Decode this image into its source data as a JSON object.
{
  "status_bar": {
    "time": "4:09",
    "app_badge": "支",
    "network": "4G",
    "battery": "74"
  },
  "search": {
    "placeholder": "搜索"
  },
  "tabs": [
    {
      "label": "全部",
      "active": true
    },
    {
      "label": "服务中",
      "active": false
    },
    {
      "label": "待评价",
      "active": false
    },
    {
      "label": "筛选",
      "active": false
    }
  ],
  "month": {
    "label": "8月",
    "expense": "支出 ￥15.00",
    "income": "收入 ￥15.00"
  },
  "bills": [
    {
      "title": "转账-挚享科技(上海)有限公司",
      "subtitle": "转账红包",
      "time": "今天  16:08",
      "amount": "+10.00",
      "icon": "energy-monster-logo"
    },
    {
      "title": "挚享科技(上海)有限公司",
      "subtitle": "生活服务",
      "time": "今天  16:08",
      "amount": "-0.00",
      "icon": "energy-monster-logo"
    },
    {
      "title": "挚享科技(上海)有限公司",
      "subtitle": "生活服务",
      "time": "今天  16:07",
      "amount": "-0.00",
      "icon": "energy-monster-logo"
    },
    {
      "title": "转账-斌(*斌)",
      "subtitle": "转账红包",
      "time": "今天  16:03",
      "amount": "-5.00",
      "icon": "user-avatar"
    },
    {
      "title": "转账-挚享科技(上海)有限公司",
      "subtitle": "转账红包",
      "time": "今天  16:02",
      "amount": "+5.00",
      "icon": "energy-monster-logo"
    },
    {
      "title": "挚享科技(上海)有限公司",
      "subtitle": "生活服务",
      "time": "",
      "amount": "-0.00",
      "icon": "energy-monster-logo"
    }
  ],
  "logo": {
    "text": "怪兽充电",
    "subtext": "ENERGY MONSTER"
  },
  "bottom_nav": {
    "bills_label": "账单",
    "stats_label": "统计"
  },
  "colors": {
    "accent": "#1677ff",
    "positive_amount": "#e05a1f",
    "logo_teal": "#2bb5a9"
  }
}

_WORK REQUIRED_
Output the complete data exactly as written.

_COMPLETE ANSWER_
Decode this image into its source data as a JSON object.
{
  "status_bar": {
    "time": "4:09",
    "app_badge": "支",
    "network": "4G",
    "battery": "74"
  },
  "search": {
    "placeholder": "搜索"
  },
  "tabs": [
    {
      "label": "全部",
      "active": true
    },
    {
      "label": "服务中",
      "active": false
    },
    {
      "label": "待评价",
      "active": false
    },
    {
      "label": "筛选",
      "active": false
    }
  ],
  "month": {
    "label": "8月",
    "expense": "支出 ￥15.00",
    "income": "收入 ￥15.00"
  },
  "bills": [
    {
      "title": "转账-挚享科技(上海)有限公司",
      "subtitle": "转账红包",
      "time": "今天  16:08",
      "amount": "+10.00",
      "icon": "energy-monster-logo"
    },
    {
      "title": "挚享科技(上海)有限公司",
      "subtitle": "生活服务",
      "time": "今天  16:08",
      "amount": "-0.00",
      "icon": "energy-monster-logo"
    },
    {
      "title": "挚享科技(上海)有限公司",
      "subtitle": "生活服务",
      "time": "今天  16:07",
      "amount": "-0.00",
      "icon": "energy-monster-logo"
    },
    {
      "title": "转账-斌(*斌)",
      "subtitle": "转账红包",
      "time": "今天  16:03",
      "amount": "-5.00",
      "icon": "user-avatar"
    },
    {
      "title": "转账-挚享科技(上海)有限公司",
      "subtitle": "转账红包",
      "time": "今天  16:02",
      "amount": "+5.00",
      "icon": "energy-monster-logo"
    },
    {
      "title": "挚享科技(上海)有限公司",
      "subtitle": "生活服务",
      "time": "",
      "amount": "-0.00",
      "icon": "energy-monster-logo"
    }
  ],
  "logo": {
    "text": "怪兽充电",
    "subtext": "ENERGY MONSTER"
  },
  "bottom_nav": {
    "bills_label": "账单",
    "stats_label": "统计"
  },
  "colors": {
    "accent": "#1677ff",
    "positive_amount": "#e05a1f",
    "logo_teal": "#2bb5a9"
  }
}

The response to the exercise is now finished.